→ Exercise details
Leave out the pictures and repeat the data exactly.

Extracted records
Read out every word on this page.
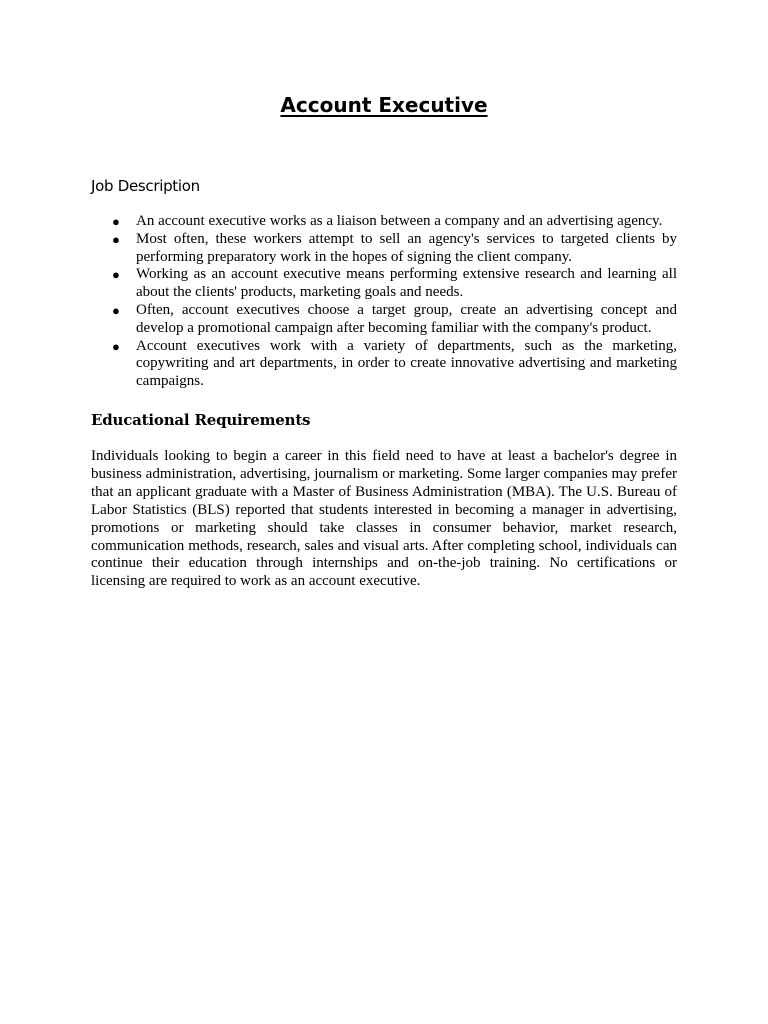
Account Executive
Job Description
● An account executive works as a liaison between a company and an advertising agency.
● Most often, these workers attempt to sell an agency's services to targeted clients by performing preparatory work in the hopes of signing the client company.
● Working as an account executive means performing extensive research and learning all about the clients' products, marketing goals and needs.
● Often, account executives choose a target group, create an advertising concept and develop a promotional campaign after becoming familiar with the company's product.
● Account executives work with a variety of departments, such as the marketing, copywriting and art departments, in order to create innovative advertising and marketing campaigns.
Educational Requirements

Individuals looking to begin a career in this field need to have at least a bachelor's degree in business administration, advertising, journalism or marketing. Some larger companies may prefer that an applicant graduate with a Master of Business Administration (MBA). The U.S. Bureau of Labor Statistics (BLS) reported that students interested in becoming a manager in advertising, promotions or marketing should take classes in consumer behavior, market research, communication methods, research, sales and visual arts. After completing school, individuals can continue their education through internships and on-the-job training. No certifications or licensing are required to work as an account executive.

→ Reply to the task
Read out every word on this page.
Account Executive
Job Description
● An account executive works as a liaison between a company and an advertising agency.
● Most often, these workers attempt to sell an agency's services to targeted clients by performing preparatory work in the hopes of signing the client company.
● Working as an account executive means performing extensive research and learning all about the clients' products, marketing goals and needs.
● Often, account executives choose a target group, create an advertising concept and develop a promotional campaign after becoming familiar with the company's product.
● Account executives work with a variety of departments, such as the marketing, copywriting and art departments, in order to create innovative advertising and marketing campaigns.
Educational Requirements

Individuals looking to begin a career in this field need to have at least a bachelor's degree in business administration, advertising, journalism or marketing. Some larger companies may prefer that an applicant graduate with a Master of Business Administration (MBA). The U.S. Bureau of Labor Statistics (BLS) reported that students interested in becoming a manager in advertising, promotions or marketing should take classes in consumer behavior, market research, communication methods, research, sales and visual arts. After completing school, individuals can continue their education through internships and on-the-job training. No certifications or licensing are required to work as an account executive.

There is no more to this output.